(Rows from a figure dataset)
⁂

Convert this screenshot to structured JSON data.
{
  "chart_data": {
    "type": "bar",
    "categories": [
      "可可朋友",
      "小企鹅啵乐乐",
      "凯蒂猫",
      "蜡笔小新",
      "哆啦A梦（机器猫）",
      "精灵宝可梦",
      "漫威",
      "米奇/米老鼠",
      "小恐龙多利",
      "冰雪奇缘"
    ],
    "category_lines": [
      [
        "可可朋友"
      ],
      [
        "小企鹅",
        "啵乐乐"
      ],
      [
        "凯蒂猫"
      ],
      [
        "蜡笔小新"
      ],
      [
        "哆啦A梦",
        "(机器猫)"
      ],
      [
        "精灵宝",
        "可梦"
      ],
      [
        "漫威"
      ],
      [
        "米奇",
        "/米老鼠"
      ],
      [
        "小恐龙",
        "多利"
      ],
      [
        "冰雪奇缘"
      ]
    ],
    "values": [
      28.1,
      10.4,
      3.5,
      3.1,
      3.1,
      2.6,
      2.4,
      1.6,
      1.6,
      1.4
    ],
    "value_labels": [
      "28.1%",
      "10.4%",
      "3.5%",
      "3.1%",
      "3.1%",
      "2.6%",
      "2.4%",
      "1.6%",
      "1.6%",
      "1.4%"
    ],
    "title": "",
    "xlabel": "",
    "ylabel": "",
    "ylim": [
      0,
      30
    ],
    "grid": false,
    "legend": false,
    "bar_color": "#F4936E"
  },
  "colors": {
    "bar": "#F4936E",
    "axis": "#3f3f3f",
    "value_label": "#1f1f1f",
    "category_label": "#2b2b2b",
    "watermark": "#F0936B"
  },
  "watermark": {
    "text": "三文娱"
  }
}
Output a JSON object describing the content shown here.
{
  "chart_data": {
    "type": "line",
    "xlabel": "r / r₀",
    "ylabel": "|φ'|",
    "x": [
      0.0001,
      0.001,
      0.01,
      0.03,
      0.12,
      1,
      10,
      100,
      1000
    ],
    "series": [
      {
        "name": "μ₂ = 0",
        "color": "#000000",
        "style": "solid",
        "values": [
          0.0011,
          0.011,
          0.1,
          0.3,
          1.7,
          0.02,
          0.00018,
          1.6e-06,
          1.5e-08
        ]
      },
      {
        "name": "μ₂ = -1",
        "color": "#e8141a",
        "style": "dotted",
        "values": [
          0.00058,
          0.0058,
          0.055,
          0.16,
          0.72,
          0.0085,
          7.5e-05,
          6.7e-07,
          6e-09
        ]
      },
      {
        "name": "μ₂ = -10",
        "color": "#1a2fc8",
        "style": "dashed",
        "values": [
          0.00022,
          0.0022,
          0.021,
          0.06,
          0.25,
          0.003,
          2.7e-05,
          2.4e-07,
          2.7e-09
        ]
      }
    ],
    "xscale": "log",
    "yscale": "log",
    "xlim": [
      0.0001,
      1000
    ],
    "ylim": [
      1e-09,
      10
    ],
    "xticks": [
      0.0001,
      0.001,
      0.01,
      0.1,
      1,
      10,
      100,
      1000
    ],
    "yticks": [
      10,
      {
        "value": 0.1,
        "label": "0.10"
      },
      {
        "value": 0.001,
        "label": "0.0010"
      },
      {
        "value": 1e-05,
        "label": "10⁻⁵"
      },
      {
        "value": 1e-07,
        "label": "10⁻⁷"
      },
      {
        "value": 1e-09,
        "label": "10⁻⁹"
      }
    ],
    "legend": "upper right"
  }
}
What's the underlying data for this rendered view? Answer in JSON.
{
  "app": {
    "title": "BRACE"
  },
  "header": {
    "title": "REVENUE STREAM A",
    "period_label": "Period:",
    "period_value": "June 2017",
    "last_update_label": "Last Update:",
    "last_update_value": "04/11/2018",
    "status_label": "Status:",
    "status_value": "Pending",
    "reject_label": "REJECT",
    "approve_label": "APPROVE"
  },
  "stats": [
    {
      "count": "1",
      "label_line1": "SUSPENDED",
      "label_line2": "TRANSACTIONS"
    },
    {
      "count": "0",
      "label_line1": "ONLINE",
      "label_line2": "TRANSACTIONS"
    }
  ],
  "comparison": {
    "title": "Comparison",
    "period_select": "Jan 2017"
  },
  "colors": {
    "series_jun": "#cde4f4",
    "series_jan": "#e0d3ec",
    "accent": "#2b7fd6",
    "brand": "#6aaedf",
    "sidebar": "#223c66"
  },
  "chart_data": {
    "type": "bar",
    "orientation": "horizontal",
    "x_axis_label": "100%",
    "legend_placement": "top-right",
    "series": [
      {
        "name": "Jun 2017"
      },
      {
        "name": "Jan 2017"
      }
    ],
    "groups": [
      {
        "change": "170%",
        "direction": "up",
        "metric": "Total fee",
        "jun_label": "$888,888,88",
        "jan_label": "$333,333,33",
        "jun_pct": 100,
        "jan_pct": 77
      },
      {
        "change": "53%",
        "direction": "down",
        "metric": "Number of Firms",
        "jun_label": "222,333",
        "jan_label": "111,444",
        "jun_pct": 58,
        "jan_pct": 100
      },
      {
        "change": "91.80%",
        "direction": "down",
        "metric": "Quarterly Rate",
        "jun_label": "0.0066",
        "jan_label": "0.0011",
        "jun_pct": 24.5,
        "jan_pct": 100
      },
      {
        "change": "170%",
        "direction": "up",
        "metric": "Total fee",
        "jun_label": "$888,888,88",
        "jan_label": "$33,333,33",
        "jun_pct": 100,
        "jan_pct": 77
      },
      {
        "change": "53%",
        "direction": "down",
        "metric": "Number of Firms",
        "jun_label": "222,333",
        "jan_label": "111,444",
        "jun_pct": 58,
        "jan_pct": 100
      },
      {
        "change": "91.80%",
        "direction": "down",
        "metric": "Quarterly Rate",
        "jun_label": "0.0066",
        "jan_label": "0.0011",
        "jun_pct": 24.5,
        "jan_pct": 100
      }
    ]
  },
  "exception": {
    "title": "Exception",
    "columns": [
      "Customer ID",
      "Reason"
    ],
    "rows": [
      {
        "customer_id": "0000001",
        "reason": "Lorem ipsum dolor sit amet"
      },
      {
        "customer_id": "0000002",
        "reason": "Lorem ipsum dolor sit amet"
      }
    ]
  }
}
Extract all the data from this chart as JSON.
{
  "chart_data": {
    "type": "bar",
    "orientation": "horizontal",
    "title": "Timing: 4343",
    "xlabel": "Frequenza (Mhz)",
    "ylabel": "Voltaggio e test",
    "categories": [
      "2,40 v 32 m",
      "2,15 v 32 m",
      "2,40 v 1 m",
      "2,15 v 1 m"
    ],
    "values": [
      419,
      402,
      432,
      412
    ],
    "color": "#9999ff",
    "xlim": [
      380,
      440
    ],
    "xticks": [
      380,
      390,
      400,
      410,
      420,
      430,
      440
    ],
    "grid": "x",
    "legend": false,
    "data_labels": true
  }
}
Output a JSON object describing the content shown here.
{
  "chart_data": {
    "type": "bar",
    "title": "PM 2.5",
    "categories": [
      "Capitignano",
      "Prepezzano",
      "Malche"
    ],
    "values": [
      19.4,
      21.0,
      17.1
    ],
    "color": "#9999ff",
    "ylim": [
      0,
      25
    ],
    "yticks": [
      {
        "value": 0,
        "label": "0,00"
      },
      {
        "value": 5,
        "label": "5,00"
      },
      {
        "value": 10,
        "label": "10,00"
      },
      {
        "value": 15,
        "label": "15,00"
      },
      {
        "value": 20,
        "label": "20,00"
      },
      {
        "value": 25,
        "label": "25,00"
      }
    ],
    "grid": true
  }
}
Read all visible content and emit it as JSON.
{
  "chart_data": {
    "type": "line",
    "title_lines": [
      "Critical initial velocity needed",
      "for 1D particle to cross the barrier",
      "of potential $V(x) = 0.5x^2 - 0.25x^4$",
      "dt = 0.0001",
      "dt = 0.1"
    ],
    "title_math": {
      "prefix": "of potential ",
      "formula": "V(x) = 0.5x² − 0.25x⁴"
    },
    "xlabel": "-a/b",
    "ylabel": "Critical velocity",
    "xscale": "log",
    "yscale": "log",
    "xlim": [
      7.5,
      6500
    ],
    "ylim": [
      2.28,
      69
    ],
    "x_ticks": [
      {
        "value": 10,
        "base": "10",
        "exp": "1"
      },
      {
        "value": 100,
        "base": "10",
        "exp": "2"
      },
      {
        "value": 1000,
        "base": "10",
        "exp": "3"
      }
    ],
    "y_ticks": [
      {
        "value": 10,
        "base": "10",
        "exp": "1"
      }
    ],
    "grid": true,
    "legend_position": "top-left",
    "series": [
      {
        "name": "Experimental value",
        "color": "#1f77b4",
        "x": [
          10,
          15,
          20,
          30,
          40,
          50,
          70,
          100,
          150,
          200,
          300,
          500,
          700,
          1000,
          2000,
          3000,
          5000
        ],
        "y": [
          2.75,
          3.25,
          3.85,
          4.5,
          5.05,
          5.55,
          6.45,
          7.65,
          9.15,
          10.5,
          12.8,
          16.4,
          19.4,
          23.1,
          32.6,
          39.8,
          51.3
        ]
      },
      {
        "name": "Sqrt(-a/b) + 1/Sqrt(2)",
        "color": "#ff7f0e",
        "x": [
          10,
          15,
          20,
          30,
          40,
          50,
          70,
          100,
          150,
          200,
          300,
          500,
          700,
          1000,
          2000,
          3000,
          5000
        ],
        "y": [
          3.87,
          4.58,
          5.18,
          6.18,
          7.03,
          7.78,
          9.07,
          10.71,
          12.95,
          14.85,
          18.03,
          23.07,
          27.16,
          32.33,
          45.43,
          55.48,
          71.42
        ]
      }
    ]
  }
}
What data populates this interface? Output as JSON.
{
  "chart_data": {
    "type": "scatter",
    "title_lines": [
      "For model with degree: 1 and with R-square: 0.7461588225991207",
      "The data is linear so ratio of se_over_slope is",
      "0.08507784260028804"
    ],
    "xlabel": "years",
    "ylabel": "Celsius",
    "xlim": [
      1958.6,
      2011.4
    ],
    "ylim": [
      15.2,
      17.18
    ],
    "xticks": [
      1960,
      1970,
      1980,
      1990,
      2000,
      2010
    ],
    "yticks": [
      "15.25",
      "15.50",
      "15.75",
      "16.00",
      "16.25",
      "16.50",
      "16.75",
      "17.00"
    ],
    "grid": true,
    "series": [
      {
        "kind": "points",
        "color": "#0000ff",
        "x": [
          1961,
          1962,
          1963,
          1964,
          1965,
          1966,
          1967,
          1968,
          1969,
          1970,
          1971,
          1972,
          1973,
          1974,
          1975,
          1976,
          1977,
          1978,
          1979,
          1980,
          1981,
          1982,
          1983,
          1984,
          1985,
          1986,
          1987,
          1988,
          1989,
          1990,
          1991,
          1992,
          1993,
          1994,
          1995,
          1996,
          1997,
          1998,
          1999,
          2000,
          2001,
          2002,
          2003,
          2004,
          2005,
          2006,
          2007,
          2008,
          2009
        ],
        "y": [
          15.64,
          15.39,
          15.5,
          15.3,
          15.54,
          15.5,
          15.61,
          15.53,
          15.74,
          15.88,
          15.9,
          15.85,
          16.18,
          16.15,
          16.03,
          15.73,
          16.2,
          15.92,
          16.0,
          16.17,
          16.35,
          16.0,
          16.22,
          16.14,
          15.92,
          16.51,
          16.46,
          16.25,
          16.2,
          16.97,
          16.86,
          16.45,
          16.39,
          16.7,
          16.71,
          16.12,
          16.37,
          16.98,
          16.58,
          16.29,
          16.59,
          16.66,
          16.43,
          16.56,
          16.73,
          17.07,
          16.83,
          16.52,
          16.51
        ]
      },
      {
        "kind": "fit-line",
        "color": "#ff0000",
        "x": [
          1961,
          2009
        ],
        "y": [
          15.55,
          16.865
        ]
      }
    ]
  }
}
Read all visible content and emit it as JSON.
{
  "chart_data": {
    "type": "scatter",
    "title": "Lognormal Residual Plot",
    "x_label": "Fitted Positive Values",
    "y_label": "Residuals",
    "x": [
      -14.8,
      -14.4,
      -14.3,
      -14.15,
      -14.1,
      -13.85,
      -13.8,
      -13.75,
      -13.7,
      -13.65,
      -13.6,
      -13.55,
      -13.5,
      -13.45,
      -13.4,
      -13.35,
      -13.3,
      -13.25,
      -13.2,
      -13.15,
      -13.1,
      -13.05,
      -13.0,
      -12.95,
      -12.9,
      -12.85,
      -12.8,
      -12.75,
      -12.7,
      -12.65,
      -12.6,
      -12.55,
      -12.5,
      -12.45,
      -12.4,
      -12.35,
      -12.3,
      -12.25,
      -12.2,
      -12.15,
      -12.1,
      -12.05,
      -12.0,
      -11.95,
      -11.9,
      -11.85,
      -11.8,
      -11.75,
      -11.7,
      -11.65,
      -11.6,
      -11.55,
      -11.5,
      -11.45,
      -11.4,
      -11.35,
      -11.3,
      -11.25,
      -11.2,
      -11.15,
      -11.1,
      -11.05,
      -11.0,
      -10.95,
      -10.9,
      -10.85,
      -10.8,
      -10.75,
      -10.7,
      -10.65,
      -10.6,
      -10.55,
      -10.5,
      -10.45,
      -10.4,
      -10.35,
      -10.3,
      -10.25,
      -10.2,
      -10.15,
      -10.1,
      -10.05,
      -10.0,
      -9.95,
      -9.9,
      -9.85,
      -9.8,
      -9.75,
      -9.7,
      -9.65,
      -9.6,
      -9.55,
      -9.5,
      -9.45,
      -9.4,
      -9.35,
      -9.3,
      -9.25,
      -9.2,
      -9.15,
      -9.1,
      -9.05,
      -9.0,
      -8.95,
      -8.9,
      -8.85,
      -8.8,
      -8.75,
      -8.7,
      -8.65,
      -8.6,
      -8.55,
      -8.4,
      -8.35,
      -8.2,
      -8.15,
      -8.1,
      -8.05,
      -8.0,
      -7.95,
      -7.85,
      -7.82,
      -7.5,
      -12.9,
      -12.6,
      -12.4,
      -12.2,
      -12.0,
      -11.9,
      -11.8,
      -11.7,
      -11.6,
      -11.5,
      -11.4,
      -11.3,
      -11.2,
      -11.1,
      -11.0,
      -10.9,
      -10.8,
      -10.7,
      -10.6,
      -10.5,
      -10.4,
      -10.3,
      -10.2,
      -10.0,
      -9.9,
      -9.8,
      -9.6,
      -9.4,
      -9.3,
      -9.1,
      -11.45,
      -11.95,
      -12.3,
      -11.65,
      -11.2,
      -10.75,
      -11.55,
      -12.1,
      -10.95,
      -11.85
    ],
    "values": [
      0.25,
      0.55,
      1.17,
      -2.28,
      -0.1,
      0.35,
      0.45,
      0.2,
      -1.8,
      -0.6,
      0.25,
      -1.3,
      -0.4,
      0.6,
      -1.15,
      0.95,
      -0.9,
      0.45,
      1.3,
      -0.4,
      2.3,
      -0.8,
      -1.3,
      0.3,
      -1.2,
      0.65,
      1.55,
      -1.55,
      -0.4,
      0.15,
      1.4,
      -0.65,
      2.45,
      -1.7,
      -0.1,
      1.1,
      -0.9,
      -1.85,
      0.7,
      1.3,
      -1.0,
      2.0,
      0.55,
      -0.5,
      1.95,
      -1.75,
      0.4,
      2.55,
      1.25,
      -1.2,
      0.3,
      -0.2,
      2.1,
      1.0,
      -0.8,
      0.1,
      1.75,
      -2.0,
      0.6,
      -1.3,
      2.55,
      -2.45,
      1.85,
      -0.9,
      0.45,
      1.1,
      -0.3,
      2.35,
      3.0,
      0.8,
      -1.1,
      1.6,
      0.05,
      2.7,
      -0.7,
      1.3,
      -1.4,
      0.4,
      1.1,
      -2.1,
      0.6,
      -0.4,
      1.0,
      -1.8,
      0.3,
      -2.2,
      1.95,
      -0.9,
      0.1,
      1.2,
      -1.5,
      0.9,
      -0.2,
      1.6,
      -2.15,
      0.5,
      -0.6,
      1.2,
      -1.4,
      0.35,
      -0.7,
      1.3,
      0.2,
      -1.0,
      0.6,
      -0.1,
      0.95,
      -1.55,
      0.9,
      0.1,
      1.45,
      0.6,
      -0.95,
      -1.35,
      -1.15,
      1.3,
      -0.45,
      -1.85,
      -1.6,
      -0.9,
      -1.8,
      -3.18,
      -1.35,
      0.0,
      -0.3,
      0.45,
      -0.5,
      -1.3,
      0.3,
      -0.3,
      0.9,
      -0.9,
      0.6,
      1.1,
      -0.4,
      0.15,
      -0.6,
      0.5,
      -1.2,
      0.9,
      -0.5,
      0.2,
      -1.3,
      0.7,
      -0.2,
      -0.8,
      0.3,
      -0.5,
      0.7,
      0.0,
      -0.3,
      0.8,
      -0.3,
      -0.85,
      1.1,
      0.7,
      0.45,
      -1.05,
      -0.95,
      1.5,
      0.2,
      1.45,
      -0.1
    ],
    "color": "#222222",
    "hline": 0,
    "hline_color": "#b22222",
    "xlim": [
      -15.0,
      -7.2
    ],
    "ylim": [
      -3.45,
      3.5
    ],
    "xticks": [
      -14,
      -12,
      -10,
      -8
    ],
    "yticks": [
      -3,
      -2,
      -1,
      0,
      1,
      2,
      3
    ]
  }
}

⁂

§ TASK DESCRIPTION:
Copy every line of the material in which the word "right" occurs.

§ TASK SOLUTION:
    "legend": "upper right"
    "legend_placement": "top-right",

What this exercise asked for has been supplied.